(Dataset items)
= = = = = = =
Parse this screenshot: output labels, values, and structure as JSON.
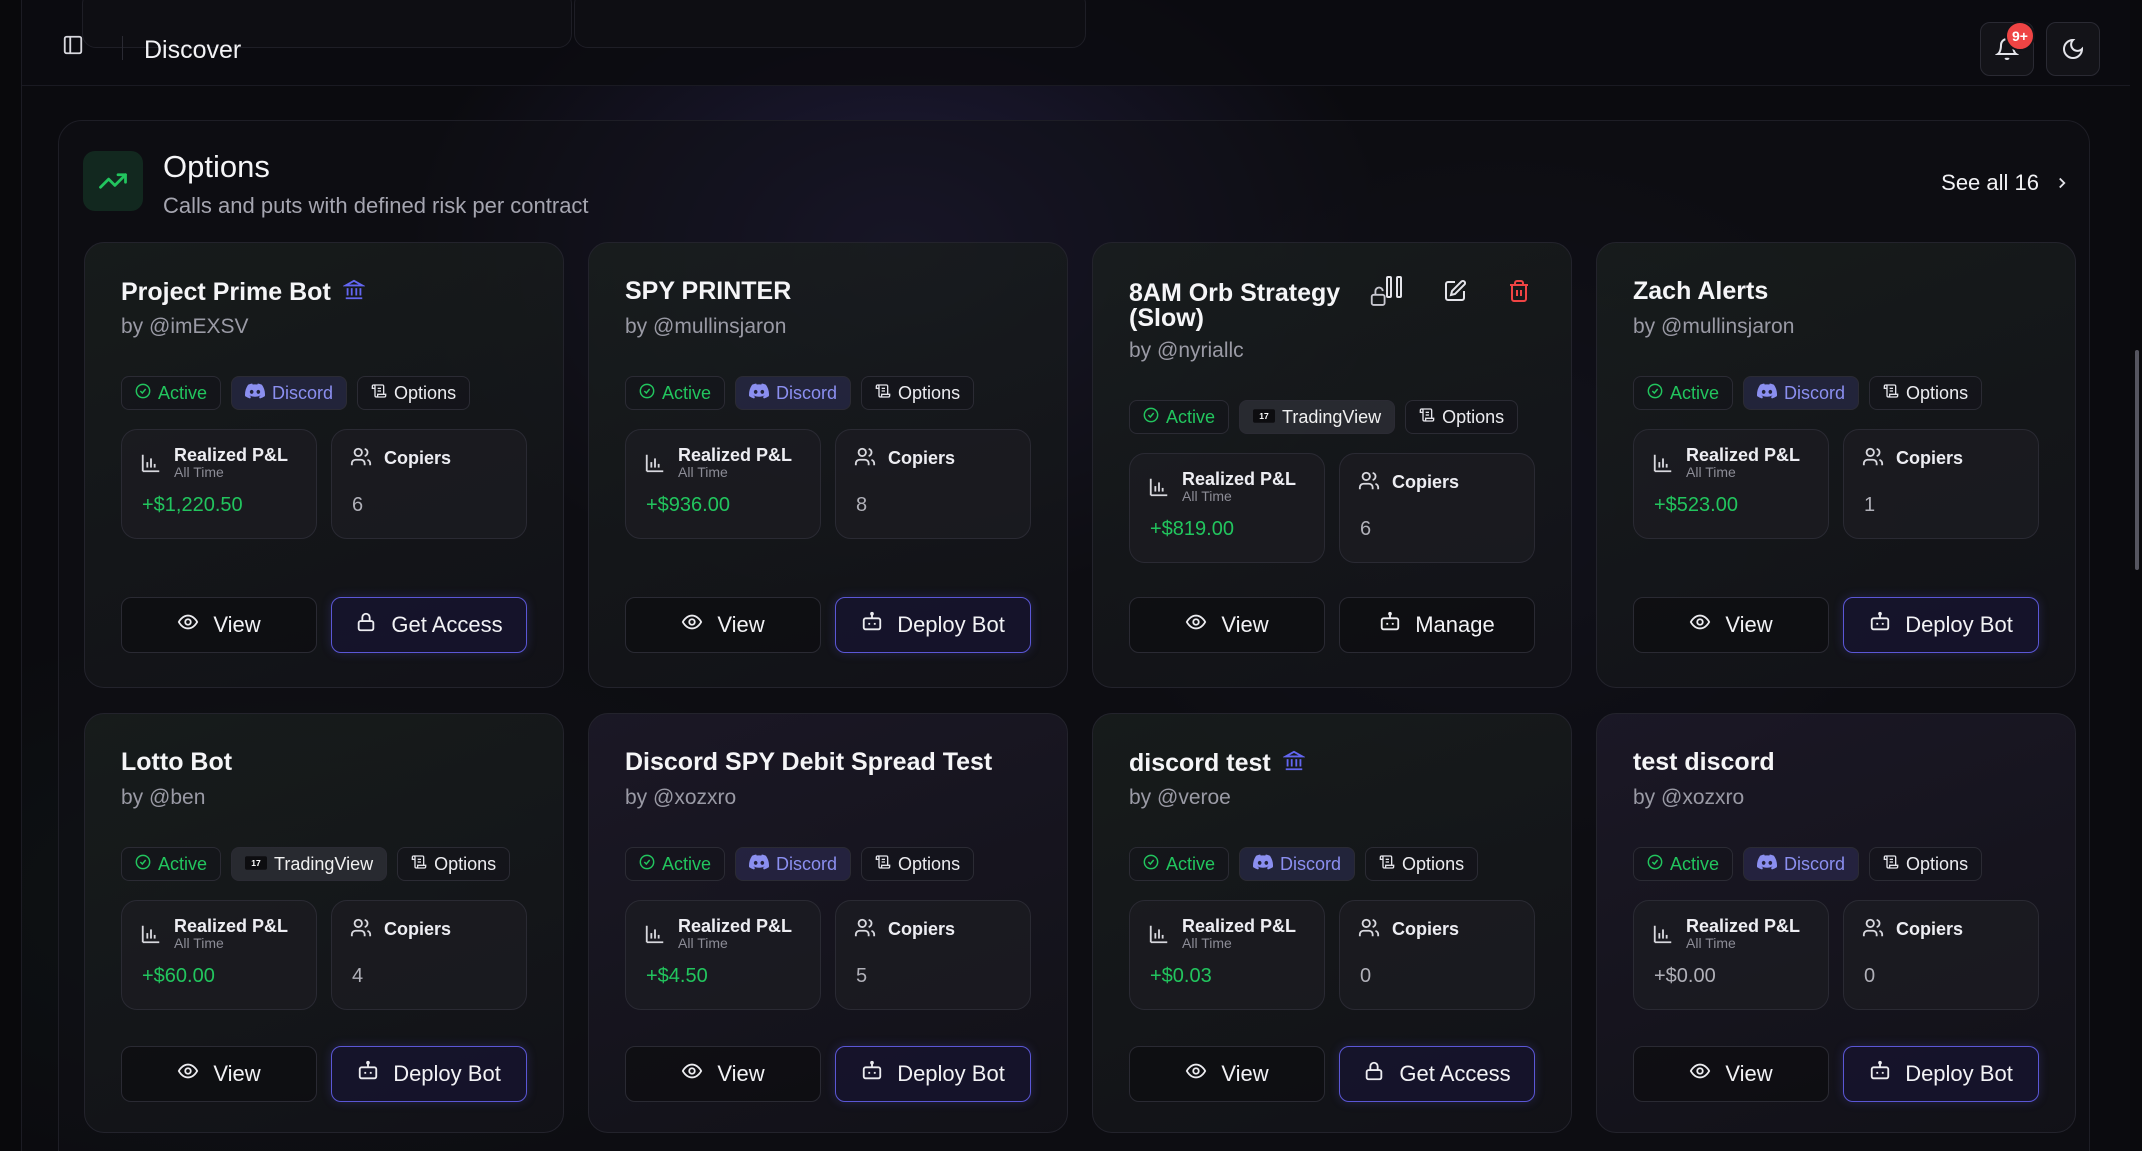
{
  "header": {
    "title": "Discover",
    "notification_count": "9+"
  },
  "section": {
    "title": "Options",
    "subtitle": "Calls and puts with defined risk per contract",
    "see_all": "See all 16"
  },
  "colors": {
    "accent": "#5b57d6",
    "positive": "#22c55e",
    "danger": "#ef4444",
    "discord": "#8b8ff0"
  },
  "cards": [
    {
      "title": "Project Prime Bot",
      "verified": true,
      "author": "by @imEXSV",
      "status": "Active",
      "source": "Discord",
      "source_icon": "discord-icon",
      "category": "Options",
      "pnl_label": "Realized P&L",
      "pnl_sub": "All Time",
      "pnl_value": "+$1,220.50",
      "pnl_positive": true,
      "copiers_label": "Copiers",
      "copiers_value": "6",
      "view_label": "View",
      "action_label": "Get Access",
      "action_icon": "lock-icon"
    },
    {
      "title": "SPY PRINTER",
      "verified": false,
      "author": "by @mullinsjaron",
      "status": "Active",
      "source": "Discord",
      "source_icon": "discord-icon",
      "category": "Options",
      "pnl_label": "Realized P&L",
      "pnl_sub": "All Time",
      "pnl_value": "+$936.00",
      "pnl_positive": true,
      "copiers_label": "Copiers",
      "copiers_value": "8",
      "view_label": "View",
      "action_label": "Deploy Bot",
      "action_icon": "bot-icon"
    },
    {
      "title": "8AM Orb Strategy (Slow)",
      "verified": false,
      "author": "by @nyriallc",
      "status": "Active",
      "source": "TradingView",
      "source_icon": "tradingview-icon",
      "category": "Options",
      "pnl_label": "Realized P&L",
      "pnl_sub": "All Time",
      "pnl_value": "+$819.00",
      "pnl_positive": true,
      "copiers_label": "Copiers",
      "copiers_value": "6",
      "view_label": "View",
      "action_label": "Manage",
      "action_icon": "bot-icon",
      "owner_actions": [
        "unlock-icon",
        "pause-icon",
        "edit-icon",
        "trash-icon"
      ]
    },
    {
      "title": "Zach Alerts",
      "verified": false,
      "author": "by @mullinsjaron",
      "status": "Active",
      "source": "Discord",
      "source_icon": "discord-icon",
      "category": "Options",
      "pnl_label": "Realized P&L",
      "pnl_sub": "All Time",
      "pnl_value": "+$523.00",
      "pnl_positive": true,
      "copiers_label": "Copiers",
      "copiers_value": "1",
      "view_label": "View",
      "action_label": "Deploy Bot",
      "action_icon": "bot-icon"
    },
    {
      "title": "Lotto Bot",
      "verified": false,
      "author": "by @ben",
      "status": "Active",
      "source": "TradingView",
      "source_icon": "tradingview-icon",
      "category": "Options",
      "pnl_label": "Realized P&L",
      "pnl_sub": "All Time",
      "pnl_value": "+$60.00",
      "pnl_positive": true,
      "copiers_label": "Copiers",
      "copiers_value": "4",
      "view_label": "View",
      "action_label": "Deploy Bot",
      "action_icon": "bot-icon"
    },
    {
      "title": "Discord SPY Debit Spread Test",
      "verified": false,
      "author": "by @xozxro",
      "status": "Active",
      "source": "Discord",
      "source_icon": "discord-icon",
      "category": "Options",
      "pnl_label": "Realized P&L",
      "pnl_sub": "All Time",
      "pnl_value": "+$4.50",
      "pnl_positive": true,
      "copiers_label": "Copiers",
      "copiers_value": "5",
      "view_label": "View",
      "action_label": "Deploy Bot",
      "action_icon": "bot-icon"
    },
    {
      "title": "discord test",
      "verified": true,
      "author": "by @veroe",
      "status": "Active",
      "source": "Discord",
      "source_icon": "discord-icon",
      "category": "Options",
      "pnl_label": "Realized P&L",
      "pnl_sub": "All Time",
      "pnl_value": "+$0.03",
      "pnl_positive": true,
      "copiers_label": "Copiers",
      "copiers_value": "0",
      "view_label": "View",
      "action_label": "Get Access",
      "action_icon": "lock-icon"
    },
    {
      "title": "test discord",
      "verified": false,
      "author": "by @xozxro",
      "status": "Active",
      "source": "Discord",
      "source_icon": "discord-icon",
      "category": "Options",
      "pnl_label": "Realized P&L",
      "pnl_sub": "All Time",
      "pnl_value": "+$0.00",
      "pnl_positive": false,
      "copiers_label": "Copiers",
      "copiers_value": "0",
      "view_label": "View",
      "action_label": "Deploy Bot",
      "action_icon": "bot-icon"
    }
  ]
}
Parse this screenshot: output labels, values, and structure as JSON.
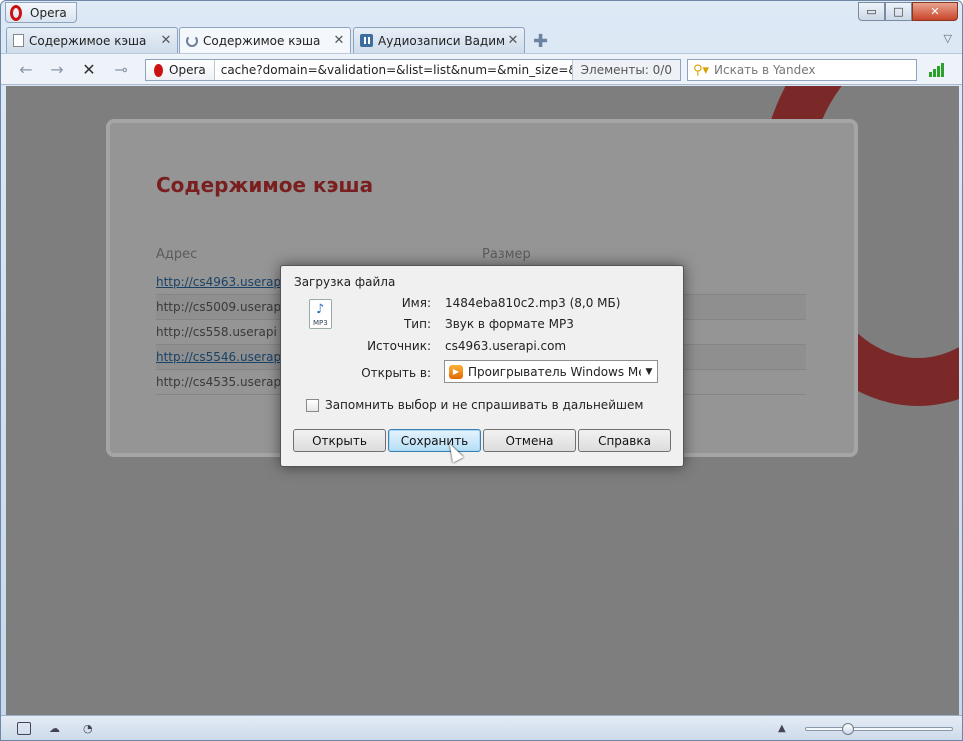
{
  "window": {
    "app_button": "Opera",
    "min_symbol": "▭",
    "max_symbol": "□",
    "close_symbol": "✕"
  },
  "tabs": [
    {
      "label": "Содержимое кэша",
      "close": "✕"
    },
    {
      "label": "Содержимое кэша",
      "close": "✕"
    },
    {
      "label": "Аудиозаписи Вадима ...",
      "close": "✕"
    }
  ],
  "toolbar": {
    "back": "←",
    "forward": "→",
    "stop": "✕",
    "key": "⊸",
    "badge": "Opera",
    "url": "cache?domain=&validation=&list=list&num=&min_size=&max_si",
    "elements_count": "Элементы:   0/0",
    "search_placeholder": "Искать в Yandex",
    "search_engine_icon": "magnifier-icon"
  },
  "page": {
    "title": "Содержимое кэша",
    "col_address": "Адрес",
    "col_size": "Размер",
    "rows": [
      {
        "address": "http://cs4963.userap",
        "link": true
      },
      {
        "address": "http://cs5009.userap",
        "link": false
      },
      {
        "address": "http://cs558.userapi",
        "link": false
      },
      {
        "address": "http://cs5546.userap",
        "link": true
      },
      {
        "address": "http://cs4535.userap",
        "link": false
      }
    ]
  },
  "dialog": {
    "title": "Загрузка файла",
    "file_icon_label": "MP3",
    "name_label": "Имя:",
    "name_value": "1484eba810c2.mp3 (8,0 МБ)",
    "type_label": "Тип:",
    "type_value": "Звук в формате MP3",
    "source_label": "Источник:",
    "source_value": "cs4963.userapi.com",
    "open_in_label": "Открыть в:",
    "open_in_value": "Проигрыватель Windows Media",
    "remember_label": "Запомнить выбор и не спрашивать в дальнейшем",
    "remember_checked": false,
    "btn_open": "Открыть",
    "btn_save": "Сохранить",
    "btn_cancel": "Отмена",
    "btn_help": "Справка"
  },
  "colors": {
    "opera_red": "#cc1111",
    "page_title": "#7a1f1f",
    "link": "#1a4266",
    "overlay": "#7e7e7e"
  }
}
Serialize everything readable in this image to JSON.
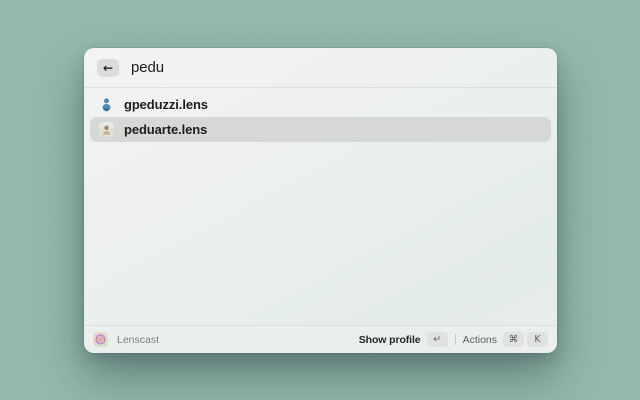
{
  "background": {
    "style": "mesh-gradient-wallpaper",
    "colors": [
      "#faf3c4",
      "#f09e8a",
      "#227048",
      "#f3dbee",
      "#20c4ec",
      "#1872d8",
      "#1c8a96"
    ]
  },
  "window": {
    "search": {
      "back_icon": "←",
      "query": "pedu"
    },
    "results": [
      {
        "icon": "blue-person-avatar",
        "label": "gpeduzzi.lens",
        "selected": false
      },
      {
        "icon": "photo-avatar",
        "label": "peduarte.lens",
        "selected": true
      }
    ],
    "footer": {
      "app_icon": "lenscast-ring-icon",
      "app_name": "Lenscast",
      "primary_action_label": "Show profile",
      "primary_action_key": "↵",
      "actions_label": "Actions",
      "actions_keys": [
        "⌘",
        "K"
      ]
    },
    "colors": {
      "selection_bg": "#d6d8d5",
      "keycap_bg": "#e0e2df",
      "avatar_blue": "#4e8cb4"
    }
  }
}
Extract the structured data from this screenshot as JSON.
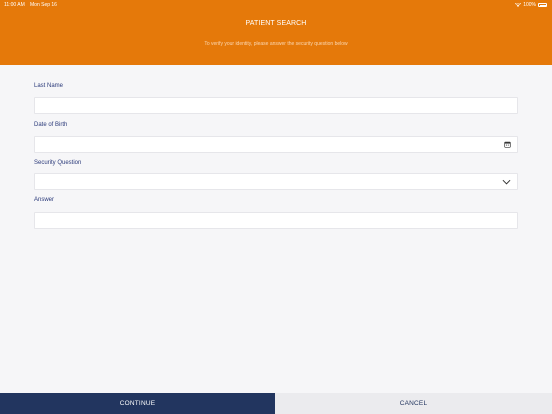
= = = = = = =
_THE REQUEST_
Transcribe the full listing above exactly, with the images removed.

_OUTPUT FOR THIS EXERCISE_
Parse this screenshot: output labels, values, and structure as JSON.
{
  "header": {
    "title": "Discover",
    "notification_count": "9+"
  },
  "section": {
    "title": "Options",
    "subtitle": "Calls and puts with defined risk per contract",
    "see_all": "See all 16"
  },
  "colors": {
    "accent": "#5b57d6",
    "positive": "#22c55e",
    "danger": "#ef4444",
    "discord": "#8b8ff0"
  },
  "cards": [
    {
      "title": "Project Prime Bot",
      "verified": true,
      "author": "by @imEXSV",
      "status": "Active",
      "source": "Discord",
      "source_icon": "discord-icon",
      "category": "Options",
      "pnl_label": "Realized P&L",
      "pnl_sub": "All Time",
      "pnl_value": "+$1,220.50",
      "pnl_positive": true,
      "copiers_label": "Copiers",
      "copiers_value": "6",
      "view_label": "View",
      "action_label": "Get Access",
      "action_icon": "lock-icon"
    },
    {
      "title": "SPY PRINTER",
      "verified": false,
      "author": "by @mullinsjaron",
      "status": "Active",
      "source": "Discord",
      "source_icon": "discord-icon",
      "category": "Options",
      "pnl_label": "Realized P&L",
      "pnl_sub": "All Time",
      "pnl_value": "+$936.00",
      "pnl_positive": true,
      "copiers_label": "Copiers",
      "copiers_value": "8",
      "view_label": "View",
      "action_label": "Deploy Bot",
      "action_icon": "bot-icon"
    },
    {
      "title": "8AM Orb Strategy (Slow)",
      "verified": false,
      "author": "by @nyriallc",
      "status": "Active",
      "source": "TradingView",
      "source_icon": "tradingview-icon",
      "category": "Options",
      "pnl_label": "Realized P&L",
      "pnl_sub": "All Time",
      "pnl_value": "+$819.00",
      "pnl_positive": true,
      "copiers_label": "Copiers",
      "copiers_value": "6",
      "view_label": "View",
      "action_label": "Manage",
      "action_icon": "bot-icon",
      "owner_actions": [
        "unlock-icon",
        "pause-icon",
        "edit-icon",
        "trash-icon"
      ]
    },
    {
      "title": "Zach Alerts",
      "verified": false,
      "author": "by @mullinsjaron",
      "status": "Active",
      "source": "Discord",
      "source_icon": "discord-icon",
      "category": "Options",
      "pnl_label": "Realized P&L",
      "pnl_sub": "All Time",
      "pnl_value": "+$523.00",
      "pnl_positive": true,
      "copiers_label": "Copiers",
      "copiers_value": "1",
      "view_label": "View",
      "action_label": "Deploy Bot",
      "action_icon": "bot-icon"
    },
    {
      "title": "Lotto Bot",
      "verified": false,
      "author": "by @ben",
      "status": "Active",
      "source": "TradingView",
      "source_icon": "tradingview-icon",
      "category": "Options",
      "pnl_label": "Realized P&L",
      "pnl_sub": "All Time",
      "pnl_value": "+$60.00",
      "pnl_positive": true,
      "copiers_label": "Copiers",
      "copiers_value": "4",
      "view_label": "View",
      "action_label": "Deploy Bot",
      "action_icon": "bot-icon"
    },
    {
      "title": "Discord SPY Debit Spread Test",
      "verified": false,
      "author": "by @xozxro",
      "status": "Active",
      "source": "Discord",
      "source_icon": "discord-icon",
      "category": "Options",
      "pnl_label": "Realized P&L",
      "pnl_sub": "All Time",
      "pnl_value": "+$4.50",
      "pnl_positive": true,
      "copiers_label": "Copiers",
      "copiers_value": "5",
      "view_label": "View",
      "action_label": "Deploy Bot",
      "action_icon": "bot-icon"
    },
    {
      "title": "discord test",
      "verified": true,
      "author": "by @veroe",
      "status": "Active",
      "source": "Discord",
      "source_icon": "discord-icon",
      "category": "Options",
      "pnl_label": "Realized P&L",
      "pnl_sub": "All Time",
      "pnl_value": "+$0.03",
      "pnl_positive": true,
      "copiers_label": "Copiers",
      "copiers_value": "0",
      "view_label": "View",
      "action_label": "Get Access",
      "action_icon": "lock-icon"
    },
    {
      "title": "test discord",
      "verified": false,
      "author": "by @xozxro",
      "status": "Active",
      "source": "Discord",
      "source_icon": "discord-icon",
      "category": "Options",
      "pnl_label": "Realized P&L",
      "pnl_sub": "All Time",
      "pnl_value": "+$0.00",
      "pnl_positive": false,
      "copiers_label": "Copiers",
      "copiers_value": "0",
      "view_label": "View",
      "action_label": "Deploy Bot",
      "action_icon": "bot-icon"
    }
  ]
}
Parse this screenshot: output labels, values, and structure as JSON.
{
  "window": {
    "app_button": "Opera",
    "min_symbol": "▭",
    "max_symbol": "□",
    "close_symbol": "✕"
  },
  "tabs": [
    {
      "label": "Содержимое кэша",
      "close": "✕"
    },
    {
      "label": "Содержимое кэша",
      "close": "✕"
    },
    {
      "label": "Аудиозаписи Вадима ...",
      "close": "✕"
    }
  ],
  "toolbar": {
    "back": "←",
    "forward": "→",
    "stop": "✕",
    "key": "⊸",
    "badge": "Opera",
    "url": "cache?domain=&validation=&list=list&num=&min_size=&max_si",
    "elements_count": "Элементы:   0/0",
    "search_placeholder": "Искать в Yandex",
    "search_engine_icon": "magnifier-icon"
  },
  "page": {
    "title": "Содержимое кэша",
    "col_address": "Адрес",
    "col_size": "Размер",
    "rows": [
      {
        "address": "http://cs4963.userap",
        "link": true
      },
      {
        "address": "http://cs5009.userap",
        "link": false
      },
      {
        "address": "http://cs558.userapi",
        "link": false
      },
      {
        "address": "http://cs5546.userap",
        "link": true
      },
      {
        "address": "http://cs4535.userap",
        "link": false
      }
    ]
  },
  "dialog": {
    "title": "Загрузка файла",
    "file_icon_label": "MP3",
    "name_label": "Имя:",
    "name_value": "1484eba810c2.mp3 (8,0 МБ)",
    "type_label": "Тип:",
    "type_value": "Звук в формате MP3",
    "source_label": "Источник:",
    "source_value": "cs4963.userapi.com",
    "open_in_label": "Открыть в:",
    "open_in_value": "Проигрыватель Windows Media",
    "remember_label": "Запомнить выбор и не спрашивать в дальнейшем",
    "remember_checked": false,
    "btn_open": "Открыть",
    "btn_save": "Сохранить",
    "btn_cancel": "Отмена",
    "btn_help": "Справка"
  },
  "colors": {
    "opera_red": "#cc1111",
    "page_title": "#7a1f1f",
    "link": "#1a4266",
    "overlay": "#7e7e7e"
  }
}
Serialize everything readable in this image to JSON.
{
  "background": {
    "style": "mesh-gradient-wallpaper",
    "colors": [
      "#faf3c4",
      "#f09e8a",
      "#227048",
      "#f3dbee",
      "#20c4ec",
      "#1872d8",
      "#1c8a96"
    ]
  },
  "window": {
    "search": {
      "back_icon": "←",
      "query": "pedu"
    },
    "results": [
      {
        "icon": "blue-person-avatar",
        "label": "gpeduzzi.lens",
        "selected": false
      },
      {
        "icon": "photo-avatar",
        "label": "peduarte.lens",
        "selected": true
      }
    ],
    "footer": {
      "app_icon": "lenscast-ring-icon",
      "app_name": "Lenscast",
      "primary_action_label": "Show profile",
      "primary_action_key": "↵",
      "actions_label": "Actions",
      "actions_keys": [
        "⌘",
        "K"
      ]
    },
    "colors": {
      "selection_bg": "#d6d8d5",
      "keycap_bg": "#e0e2df",
      "avatar_blue": "#4e8cb4"
    }
  }
}
Extract the structured data from this screenshot as JSON.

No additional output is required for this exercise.